*Aim of the task*: Restate the full listing word for word and leave the pictures out.

*Stored records*:
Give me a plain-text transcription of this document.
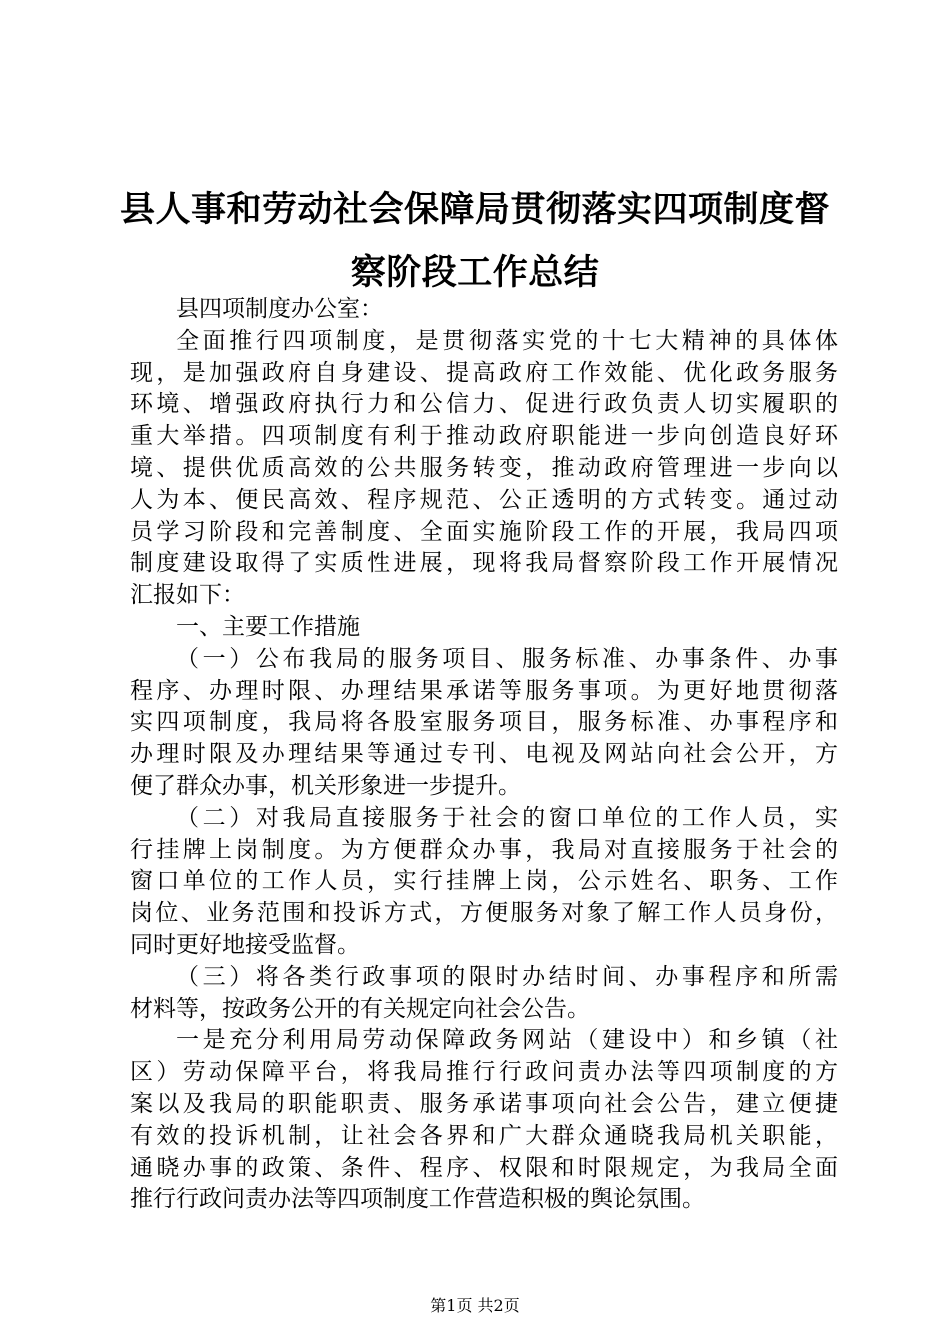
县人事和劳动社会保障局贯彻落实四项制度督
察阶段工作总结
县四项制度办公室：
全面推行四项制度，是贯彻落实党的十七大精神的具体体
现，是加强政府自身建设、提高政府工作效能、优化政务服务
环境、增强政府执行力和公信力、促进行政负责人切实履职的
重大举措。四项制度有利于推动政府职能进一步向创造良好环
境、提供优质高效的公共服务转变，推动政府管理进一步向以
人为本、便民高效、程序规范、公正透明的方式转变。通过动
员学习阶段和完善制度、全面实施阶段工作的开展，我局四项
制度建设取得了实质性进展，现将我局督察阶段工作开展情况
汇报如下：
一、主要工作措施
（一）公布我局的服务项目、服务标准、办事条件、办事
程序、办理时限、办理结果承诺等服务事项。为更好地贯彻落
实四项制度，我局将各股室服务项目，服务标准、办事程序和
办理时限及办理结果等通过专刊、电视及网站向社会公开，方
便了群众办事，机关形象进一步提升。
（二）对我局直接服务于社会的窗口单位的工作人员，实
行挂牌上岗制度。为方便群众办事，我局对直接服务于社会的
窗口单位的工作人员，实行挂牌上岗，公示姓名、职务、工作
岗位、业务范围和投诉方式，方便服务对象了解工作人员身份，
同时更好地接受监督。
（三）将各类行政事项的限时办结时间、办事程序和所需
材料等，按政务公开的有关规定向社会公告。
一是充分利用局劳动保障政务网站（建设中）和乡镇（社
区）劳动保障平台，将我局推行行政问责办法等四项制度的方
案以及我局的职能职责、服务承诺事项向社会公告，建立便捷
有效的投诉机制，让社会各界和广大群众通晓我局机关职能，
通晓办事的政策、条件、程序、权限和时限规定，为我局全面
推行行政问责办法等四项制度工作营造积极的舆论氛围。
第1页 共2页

*Answer to the problem*:
Give me a plain-text transcription of this document.
县人事和劳动社会保障局贯彻落实四项制度督
察阶段工作总结
县四项制度办公室：
全面推行四项制度，是贯彻落实党的十七大精神的具体体
现，是加强政府自身建设、提高政府工作效能、优化政务服务
环境、增强政府执行力和公信力、促进行政负责人切实履职的
重大举措。四项制度有利于推动政府职能进一步向创造良好环
境、提供优质高效的公共服务转变，推动政府管理进一步向以
人为本、便民高效、程序规范、公正透明的方式转变。通过动
员学习阶段和完善制度、全面实施阶段工作的开展，我局四项
制度建设取得了实质性进展，现将我局督察阶段工作开展情况
汇报如下：
一、主要工作措施
（一）公布我局的服务项目、服务标准、办事条件、办事
程序、办理时限、办理结果承诺等服务事项。为更好地贯彻落
实四项制度，我局将各股室服务项目，服务标准、办事程序和
办理时限及办理结果等通过专刊、电视及网站向社会公开，方
便了群众办事，机关形象进一步提升。
（二）对我局直接服务于社会的窗口单位的工作人员，实
行挂牌上岗制度。为方便群众办事，我局对直接服务于社会的
窗口单位的工作人员，实行挂牌上岗，公示姓名、职务、工作
岗位、业务范围和投诉方式，方便服务对象了解工作人员身份，
同时更好地接受监督。
（三）将各类行政事项的限时办结时间、办事程序和所需
材料等，按政务公开的有关规定向社会公告。
一是充分利用局劳动保障政务网站（建设中）和乡镇（社
区）劳动保障平台，将我局推行行政问责办法等四项制度的方
案以及我局的职能职责、服务承诺事项向社会公告，建立便捷
有效的投诉机制，让社会各界和广大群众通晓我局机关职能，
通晓办事的政策、条件、程序、权限和时限规定，为我局全面
推行行政问责办法等四项制度工作营造积极的舆论氛围。
第1页 共2页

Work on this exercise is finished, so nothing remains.